• PROBLEM TO WORK ON
Write out every record in full, exactly as written, please.

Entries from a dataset

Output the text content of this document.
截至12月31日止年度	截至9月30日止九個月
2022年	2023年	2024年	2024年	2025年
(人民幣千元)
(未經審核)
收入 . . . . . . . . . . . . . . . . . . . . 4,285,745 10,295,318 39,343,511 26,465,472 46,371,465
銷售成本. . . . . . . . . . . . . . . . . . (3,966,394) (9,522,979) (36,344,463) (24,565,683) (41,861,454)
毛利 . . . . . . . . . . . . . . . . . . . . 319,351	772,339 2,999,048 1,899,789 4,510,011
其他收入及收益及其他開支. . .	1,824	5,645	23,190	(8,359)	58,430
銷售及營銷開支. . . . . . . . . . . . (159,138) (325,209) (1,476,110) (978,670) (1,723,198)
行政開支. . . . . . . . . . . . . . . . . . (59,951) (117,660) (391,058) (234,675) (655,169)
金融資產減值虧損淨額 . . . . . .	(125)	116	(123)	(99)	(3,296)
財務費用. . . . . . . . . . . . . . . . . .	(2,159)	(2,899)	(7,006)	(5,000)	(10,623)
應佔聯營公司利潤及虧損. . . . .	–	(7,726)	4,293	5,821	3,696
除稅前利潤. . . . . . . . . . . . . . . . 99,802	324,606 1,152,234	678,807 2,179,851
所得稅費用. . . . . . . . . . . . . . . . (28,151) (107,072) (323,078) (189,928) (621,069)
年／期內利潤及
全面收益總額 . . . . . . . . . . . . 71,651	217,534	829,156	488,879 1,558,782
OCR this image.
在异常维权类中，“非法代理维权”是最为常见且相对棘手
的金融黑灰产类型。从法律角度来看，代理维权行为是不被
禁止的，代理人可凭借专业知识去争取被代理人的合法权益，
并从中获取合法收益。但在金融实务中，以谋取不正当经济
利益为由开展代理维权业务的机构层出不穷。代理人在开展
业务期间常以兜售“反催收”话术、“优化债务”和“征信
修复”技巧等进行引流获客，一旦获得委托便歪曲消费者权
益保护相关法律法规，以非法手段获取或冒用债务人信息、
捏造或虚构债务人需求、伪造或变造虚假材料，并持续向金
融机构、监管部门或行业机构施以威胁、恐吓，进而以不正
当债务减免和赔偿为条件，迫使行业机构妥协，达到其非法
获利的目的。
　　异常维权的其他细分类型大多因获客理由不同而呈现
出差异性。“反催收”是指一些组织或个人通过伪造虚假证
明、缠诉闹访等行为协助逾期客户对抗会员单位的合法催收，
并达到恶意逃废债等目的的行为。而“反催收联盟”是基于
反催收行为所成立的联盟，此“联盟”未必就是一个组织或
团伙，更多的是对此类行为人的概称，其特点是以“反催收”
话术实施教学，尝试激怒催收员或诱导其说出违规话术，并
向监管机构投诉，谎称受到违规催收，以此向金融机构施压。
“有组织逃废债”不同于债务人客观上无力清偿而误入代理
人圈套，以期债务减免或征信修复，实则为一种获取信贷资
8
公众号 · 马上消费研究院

• FULL SOLUTION
Output the text content of this document.
截至12月31日止年度	截至9月30日止九個月
2022年	2023年	2024年	2024年	2025年
(人民幣千元)
(未經審核)
收入 . . . . . . . . . . . . . . . . . . . . 4,285,745 10,295,318 39,343,511 26,465,472 46,371,465
銷售成本. . . . . . . . . . . . . . . . . . (3,966,394) (9,522,979) (36,344,463) (24,565,683) (41,861,454)
毛利 . . . . . . . . . . . . . . . . . . . . 319,351	772,339 2,999,048 1,899,789 4,510,011
其他收入及收益及其他開支. . .	1,824	5,645	23,190	(8,359)	58,430
銷售及營銷開支. . . . . . . . . . . . (159,138) (325,209) (1,476,110) (978,670) (1,723,198)
行政開支. . . . . . . . . . . . . . . . . . (59,951) (117,660) (391,058) (234,675) (655,169)
金融資產減值虧損淨額 . . . . . .	(125)	116	(123)	(99)	(3,296)
財務費用. . . . . . . . . . . . . . . . . .	(2,159)	(2,899)	(7,006)	(5,000)	(10,623)
應佔聯營公司利潤及虧損. . . . .	–	(7,726)	4,293	5,821	3,696
除稅前利潤. . . . . . . . . . . . . . . . 99,802	324,606 1,152,234	678,807 2,179,851
所得稅費用. . . . . . . . . . . . . . . . (28,151) (107,072) (323,078) (189,928) (621,069)
年／期內利潤及
全面收益總額 . . . . . . . . . . . . 71,651	217,534	829,156	488,879 1,558,782
OCR this image.
在异常维权类中，“非法代理维权”是最为常见且相对棘手
的金融黑灰产类型。从法律角度来看，代理维权行为是不被
禁止的，代理人可凭借专业知识去争取被代理人的合法权益，
并从中获取合法收益。但在金融实务中，以谋取不正当经济
利益为由开展代理维权业务的机构层出不穷。代理人在开展
业务期间常以兜售“反催收”话术、“优化债务”和“征信
修复”技巧等进行引流获客，一旦获得委托便歪曲消费者权
益保护相关法律法规，以非法手段获取或冒用债务人信息、
捏造或虚构债务人需求、伪造或变造虚假材料，并持续向金
融机构、监管部门或行业机构施以威胁、恐吓，进而以不正
当债务减免和赔偿为条件，迫使行业机构妥协，达到其非法
获利的目的。
　　异常维权的其他细分类型大多因获客理由不同而呈现
出差异性。“反催收”是指一些组织或个人通过伪造虚假证
明、缠诉闹访等行为协助逾期客户对抗会员单位的合法催收，
并达到恶意逃废债等目的的行为。而“反催收联盟”是基于
反催收行为所成立的联盟，此“联盟”未必就是一个组织或
团伙，更多的是对此类行为人的概称，其特点是以“反催收”
话术实施教学，尝试激怒催收员或诱导其说出违规话术，并
向监管机构投诉，谎称受到违规催收，以此向金融机构施压。
“有组织逃废债”不同于债务人客观上无力清偿而误入代理
人圈套，以期债务减免或征信修复，实则为一种获取信贷资
8
公众号 · 马上消费研究院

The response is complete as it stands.